Problem to solve: Filter this material down to the lines that hold "screenshot", copying each one.

-- Start of Dataset excerpts --

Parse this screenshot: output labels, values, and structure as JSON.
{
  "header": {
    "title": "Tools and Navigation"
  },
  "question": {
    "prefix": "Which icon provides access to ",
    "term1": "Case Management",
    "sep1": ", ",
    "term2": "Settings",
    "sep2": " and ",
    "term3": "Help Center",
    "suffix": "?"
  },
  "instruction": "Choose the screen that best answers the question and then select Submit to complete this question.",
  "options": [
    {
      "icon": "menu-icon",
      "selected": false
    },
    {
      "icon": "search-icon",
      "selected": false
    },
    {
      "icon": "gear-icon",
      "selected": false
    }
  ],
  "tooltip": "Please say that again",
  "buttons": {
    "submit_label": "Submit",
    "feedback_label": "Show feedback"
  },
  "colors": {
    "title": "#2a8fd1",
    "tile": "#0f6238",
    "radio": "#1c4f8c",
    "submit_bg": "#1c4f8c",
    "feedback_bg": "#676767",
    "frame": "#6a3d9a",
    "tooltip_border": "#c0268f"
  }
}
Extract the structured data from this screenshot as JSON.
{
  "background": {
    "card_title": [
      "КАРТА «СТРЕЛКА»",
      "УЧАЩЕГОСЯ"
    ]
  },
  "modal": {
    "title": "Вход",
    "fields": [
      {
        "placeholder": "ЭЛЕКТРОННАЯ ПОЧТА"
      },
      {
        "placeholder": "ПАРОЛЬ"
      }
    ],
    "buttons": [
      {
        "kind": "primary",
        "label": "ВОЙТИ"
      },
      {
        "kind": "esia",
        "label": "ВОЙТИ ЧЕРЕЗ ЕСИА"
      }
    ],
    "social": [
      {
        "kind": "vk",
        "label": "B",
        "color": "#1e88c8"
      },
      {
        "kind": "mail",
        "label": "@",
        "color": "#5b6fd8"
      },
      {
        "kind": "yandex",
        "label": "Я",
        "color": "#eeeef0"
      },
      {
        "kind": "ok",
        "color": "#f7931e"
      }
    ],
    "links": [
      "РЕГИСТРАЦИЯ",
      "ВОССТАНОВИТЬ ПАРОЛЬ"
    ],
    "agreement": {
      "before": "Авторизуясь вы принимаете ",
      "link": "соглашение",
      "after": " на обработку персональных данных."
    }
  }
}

-- End of Dataset excerpts --

Task result:
Parse this screenshot: output labels, values, and structure as JSON.
Extract the structured data from this screenshot as JSON.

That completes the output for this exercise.